Record list ->
────────
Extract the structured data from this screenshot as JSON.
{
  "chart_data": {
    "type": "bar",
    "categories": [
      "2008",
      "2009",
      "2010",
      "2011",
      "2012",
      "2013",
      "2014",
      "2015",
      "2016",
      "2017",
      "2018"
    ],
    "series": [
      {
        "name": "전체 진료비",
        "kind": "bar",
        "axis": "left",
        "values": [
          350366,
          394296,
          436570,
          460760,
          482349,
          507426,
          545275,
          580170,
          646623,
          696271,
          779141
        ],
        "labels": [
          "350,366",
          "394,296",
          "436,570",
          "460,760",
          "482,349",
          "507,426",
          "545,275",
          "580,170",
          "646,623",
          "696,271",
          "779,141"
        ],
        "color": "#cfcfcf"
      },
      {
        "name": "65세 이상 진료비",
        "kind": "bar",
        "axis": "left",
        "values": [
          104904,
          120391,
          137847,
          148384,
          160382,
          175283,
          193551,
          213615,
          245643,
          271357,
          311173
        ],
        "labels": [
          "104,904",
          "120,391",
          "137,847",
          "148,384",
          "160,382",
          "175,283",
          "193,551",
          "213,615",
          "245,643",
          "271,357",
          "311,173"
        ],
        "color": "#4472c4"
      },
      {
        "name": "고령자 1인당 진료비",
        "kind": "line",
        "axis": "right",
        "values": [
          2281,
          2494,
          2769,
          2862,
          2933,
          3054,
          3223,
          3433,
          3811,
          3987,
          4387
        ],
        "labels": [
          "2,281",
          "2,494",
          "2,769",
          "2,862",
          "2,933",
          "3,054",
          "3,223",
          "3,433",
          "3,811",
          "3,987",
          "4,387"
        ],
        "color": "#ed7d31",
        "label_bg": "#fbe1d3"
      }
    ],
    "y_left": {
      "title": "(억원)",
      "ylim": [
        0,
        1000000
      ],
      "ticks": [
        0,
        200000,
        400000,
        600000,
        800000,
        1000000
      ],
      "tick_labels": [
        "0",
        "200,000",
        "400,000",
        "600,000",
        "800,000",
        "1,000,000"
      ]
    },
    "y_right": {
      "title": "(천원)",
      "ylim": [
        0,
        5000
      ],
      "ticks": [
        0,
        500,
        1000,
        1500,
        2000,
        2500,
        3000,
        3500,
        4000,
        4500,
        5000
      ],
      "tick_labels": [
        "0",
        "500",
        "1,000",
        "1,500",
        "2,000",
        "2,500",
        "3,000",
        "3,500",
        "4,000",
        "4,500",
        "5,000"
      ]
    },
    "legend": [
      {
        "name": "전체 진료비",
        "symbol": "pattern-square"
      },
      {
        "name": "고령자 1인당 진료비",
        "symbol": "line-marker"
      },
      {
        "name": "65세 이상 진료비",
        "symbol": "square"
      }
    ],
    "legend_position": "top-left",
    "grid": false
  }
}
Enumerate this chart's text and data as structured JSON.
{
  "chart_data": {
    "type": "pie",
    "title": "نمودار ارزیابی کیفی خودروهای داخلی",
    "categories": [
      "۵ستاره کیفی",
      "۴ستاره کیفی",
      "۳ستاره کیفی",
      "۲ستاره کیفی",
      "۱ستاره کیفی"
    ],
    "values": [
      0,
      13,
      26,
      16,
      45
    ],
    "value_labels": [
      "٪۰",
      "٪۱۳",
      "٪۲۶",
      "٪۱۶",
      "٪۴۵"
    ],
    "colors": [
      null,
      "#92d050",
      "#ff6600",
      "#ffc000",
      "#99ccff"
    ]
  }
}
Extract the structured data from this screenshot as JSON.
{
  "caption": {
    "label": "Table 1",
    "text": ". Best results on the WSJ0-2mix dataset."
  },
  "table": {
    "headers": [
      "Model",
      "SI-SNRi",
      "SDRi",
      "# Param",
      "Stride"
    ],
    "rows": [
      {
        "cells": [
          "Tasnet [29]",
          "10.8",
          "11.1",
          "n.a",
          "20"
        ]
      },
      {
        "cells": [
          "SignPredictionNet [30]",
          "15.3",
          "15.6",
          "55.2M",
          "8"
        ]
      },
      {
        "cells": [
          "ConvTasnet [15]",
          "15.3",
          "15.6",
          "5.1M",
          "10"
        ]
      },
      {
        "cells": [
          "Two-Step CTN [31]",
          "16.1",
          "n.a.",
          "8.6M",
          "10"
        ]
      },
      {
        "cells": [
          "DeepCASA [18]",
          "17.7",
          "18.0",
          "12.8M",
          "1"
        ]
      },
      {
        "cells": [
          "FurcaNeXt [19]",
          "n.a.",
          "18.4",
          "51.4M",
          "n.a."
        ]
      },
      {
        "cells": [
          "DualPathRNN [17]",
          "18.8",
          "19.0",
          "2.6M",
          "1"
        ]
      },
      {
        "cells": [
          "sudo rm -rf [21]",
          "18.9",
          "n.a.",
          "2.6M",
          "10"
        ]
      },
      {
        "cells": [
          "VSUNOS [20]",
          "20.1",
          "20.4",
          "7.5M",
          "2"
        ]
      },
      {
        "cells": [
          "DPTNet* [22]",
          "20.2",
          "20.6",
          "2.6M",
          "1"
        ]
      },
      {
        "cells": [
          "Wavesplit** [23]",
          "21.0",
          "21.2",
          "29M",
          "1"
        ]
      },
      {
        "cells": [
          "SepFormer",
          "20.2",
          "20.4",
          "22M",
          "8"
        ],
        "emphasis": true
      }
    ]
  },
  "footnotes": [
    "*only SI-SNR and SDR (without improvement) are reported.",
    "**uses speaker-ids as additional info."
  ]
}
────────
Work to do ->
Each line of the listing should be copied exactly.

Exercise solution ->
Extract the structured data from this screenshot as JSON.
{
  "chart_data": {
    "type": "bar",
    "categories": [
      "2008",
      "2009",
      "2010",
      "2011",
      "2012",
      "2013",
      "2014",
      "2015",
      "2016",
      "2017",
      "2018"
    ],
    "series": [
      {
        "name": "전체 진료비",
        "kind": "bar",
        "axis": "left",
        "values": [
          350366,
          394296,
          436570,
          460760,
          482349,
          507426,
          545275,
          580170,
          646623,
          696271,
          779141
        ],
        "labels": [
          "350,366",
          "394,296",
          "436,570",
          "460,760",
          "482,349",
          "507,426",
          "545,275",
          "580,170",
          "646,623",
          "696,271",
          "779,141"
        ],
        "color": "#cfcfcf"
      },
      {
        "name": "65세 이상 진료비",
        "kind": "bar",
        "axis": "left",
        "values": [
          104904,
          120391,
          137847,
          148384,
          160382,
          175283,
          193551,
          213615,
          245643,
          271357,
          311173
        ],
        "labels": [
          "104,904",
          "120,391",
          "137,847",
          "148,384",
          "160,382",
          "175,283",
          "193,551",
          "213,615",
          "245,643",
          "271,357",
          "311,173"
        ],
        "color": "#4472c4"
      },
      {
        "name": "고령자 1인당 진료비",
        "kind": "line",
        "axis": "right",
        "values": [
          2281,
          2494,
          2769,
          2862,
          2933,
          3054,
          3223,
          3433,
          3811,
          3987,
          4387
        ],
        "labels": [
          "2,281",
          "2,494",
          "2,769",
          "2,862",
          "2,933",
          "3,054",
          "3,223",
          "3,433",
          "3,811",
          "3,987",
          "4,387"
        ],
        "color": "#ed7d31",
        "label_bg": "#fbe1d3"
      }
    ],
    "y_left": {
      "title": "(억원)",
      "ylim": [
        0,
        1000000
      ],
      "ticks": [
        0,
        200000,
        400000,
        600000,
        800000,
        1000000
      ],
      "tick_labels": [
        "0",
        "200,000",
        "400,000",
        "600,000",
        "800,000",
        "1,000,000"
      ]
    },
    "y_right": {
      "title": "(천원)",
      "ylim": [
        0,
        5000
      ],
      "ticks": [
        0,
        500,
        1000,
        1500,
        2000,
        2500,
        3000,
        3500,
        4000,
        4500,
        5000
      ],
      "tick_labels": [
        "0",
        "500",
        "1,000",
        "1,500",
        "2,000",
        "2,500",
        "3,000",
        "3,500",
        "4,000",
        "4,500",
        "5,000"
      ]
    },
    "legend": [
      {
        "name": "전체 진료비",
        "symbol": "pattern-square"
      },
      {
        "name": "고령자 1인당 진료비",
        "symbol": "line-marker"
      },
      {
        "name": "65세 이상 진료비",
        "symbol": "square"
      }
    ],
    "legend_position": "top-left",
    "grid": false
  }
}
Enumerate this chart's text and data as structured JSON.
{
  "chart_data": {
    "type": "pie",
    "title": "نمودار ارزیابی کیفی خودروهای داخلی",
    "categories": [
      "۵ستاره کیفی",
      "۴ستاره کیفی",
      "۳ستاره کیفی",
      "۲ستاره کیفی",
      "۱ستاره کیفی"
    ],
    "values": [
      0,
      13,
      26,
      16,
      45
    ],
    "value_labels": [
      "٪۰",
      "٪۱۳",
      "٪۲۶",
      "٪۱۶",
      "٪۴۵"
    ],
    "colors": [
      null,
      "#92d050",
      "#ff6600",
      "#ffc000",
      "#99ccff"
    ]
  }
}
Extract the structured data from this screenshot as JSON.
{
  "caption": {
    "label": "Table 1",
    "text": ". Best results on the WSJ0-2mix dataset."
  },
  "table": {
    "headers": [
      "Model",
      "SI-SNRi",
      "SDRi",
      "# Param",
      "Stride"
    ],
    "rows": [
      {
        "cells": [
          "Tasnet [29]",
          "10.8",
          "11.1",
          "n.a",
          "20"
        ]
      },
      {
        "cells": [
          "SignPredictionNet [30]",
          "15.3",
          "15.6",
          "55.2M",
          "8"
        ]
      },
      {
        "cells": [
          "ConvTasnet [15]",
          "15.3",
          "15.6",
          "5.1M",
          "10"
        ]
      },
      {
        "cells": [
          "Two-Step CTN [31]",
          "16.1",
          "n.a.",
          "8.6M",
          "10"
        ]
      },
      {
        "cells": [
          "DeepCASA [18]",
          "17.7",
          "18.0",
          "12.8M",
          "1"
        ]
      },
      {
        "cells": [
          "FurcaNeXt [19]",
          "n.a.",
          "18.4",
          "51.4M",
          "n.a."
        ]
      },
      {
        "cells": [
          "DualPathRNN [17]",
          "18.8",
          "19.0",
          "2.6M",
          "1"
        ]
      },
      {
        "cells": [
          "sudo rm -rf [21]",
          "18.9",
          "n.a.",
          "2.6M",
          "10"
        ]
      },
      {
        "cells": [
          "VSUNOS [20]",
          "20.1",
          "20.4",
          "7.5M",
          "2"
        ]
      },
      {
        "cells": [
          "DPTNet* [22]",
          "20.2",
          "20.6",
          "2.6M",
          "1"
        ]
      },
      {
        "cells": [
          "Wavesplit** [23]",
          "21.0",
          "21.2",
          "29M",
          "1"
        ]
      },
      {
        "cells": [
          "SepFormer",
          "20.2",
          "20.4",
          "22M",
          "8"
        ],
        "emphasis": true
      }
    ]
  },
  "footnotes": [
    "*only SI-SNR and SDR (without improvement) are reported.",
    "**uses speaker-ids as additional info."
  ]
}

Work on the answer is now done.